# THE TASK
Go through the records and copy each line where the word "Senate" occurs.

━━━━

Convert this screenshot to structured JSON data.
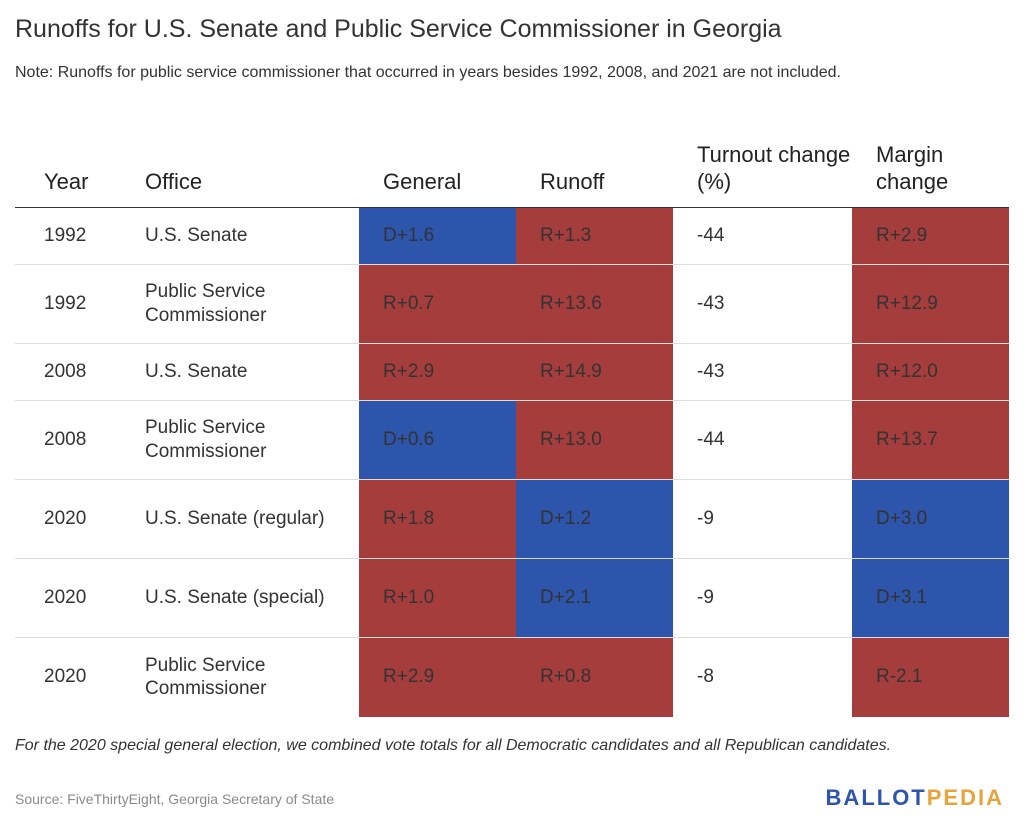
{
  "title": "Runoffs for U.S. Senate and Public Service Commissioner in Georgia",
  "note": "Note: Runoffs for public service commissioner that occurred in years besides 1992, 2008, and 2021 are not included.",
  "colors": {
    "R": "#a63d3d",
    "D": "#2d55ab"
  },
  "chart_data": {
    "type": "table",
    "columns": [
      "Year",
      "Office",
      "General",
      "Runoff",
      "Turnout change (%)",
      "Margin change"
    ],
    "rows": [
      {
        "year": "1992",
        "office": "U.S. Senate",
        "general": "D+1.6",
        "runoff": "R+1.3",
        "turnout": "-44",
        "margin": "R+2.9"
      },
      {
        "year": "1992",
        "office": "Public Service Commissioner",
        "general": "R+0.7",
        "runoff": "R+13.6",
        "turnout": "-43",
        "margin": "R+12.9"
      },
      {
        "year": "2008",
        "office": "U.S. Senate",
        "general": "R+2.9",
        "runoff": "R+14.9",
        "turnout": "-43",
        "margin": "R+12.0"
      },
      {
        "year": "2008",
        "office": "Public Service Commissioner",
        "general": "D+0.6",
        "runoff": "R+13.0",
        "turnout": "-44",
        "margin": "R+13.7"
      },
      {
        "year": "2020",
        "office": "U.S. Senate (regular)",
        "general": "R+1.8",
        "runoff": "D+1.2",
        "turnout": "-9",
        "margin": "D+3.0"
      },
      {
        "year": "2020",
        "office": "U.S. Senate (special)",
        "general": "R+1.0",
        "runoff": "D+2.1",
        "turnout": "-9",
        "margin": "D+3.1"
      },
      {
        "year": "2020",
        "office": "Public Service Commissioner",
        "general": "R+2.9",
        "runoff": "R+0.8",
        "turnout": "-8",
        "margin": "R-2.1"
      }
    ]
  },
  "footnote": "For the 2020 special general election, we combined vote totals for all Democratic candidates and all Republican candidates.",
  "source": "Source: FiveThirtyEight, Georgia Secretary of State",
  "logo": {
    "part1": "BALLOT",
    "part2": "PEDIA"
  }
}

━━━━

# SOLUTION TO THE PROBLEM
  "title": "Runoffs for U.S. Senate and Public Service Commissioner in Georgia",
        "office": "U.S. Senate",
        "office": "U.S. Senate",
        "office": "U.S. Senate (regular)",
        "office": "U.S. Senate (special)",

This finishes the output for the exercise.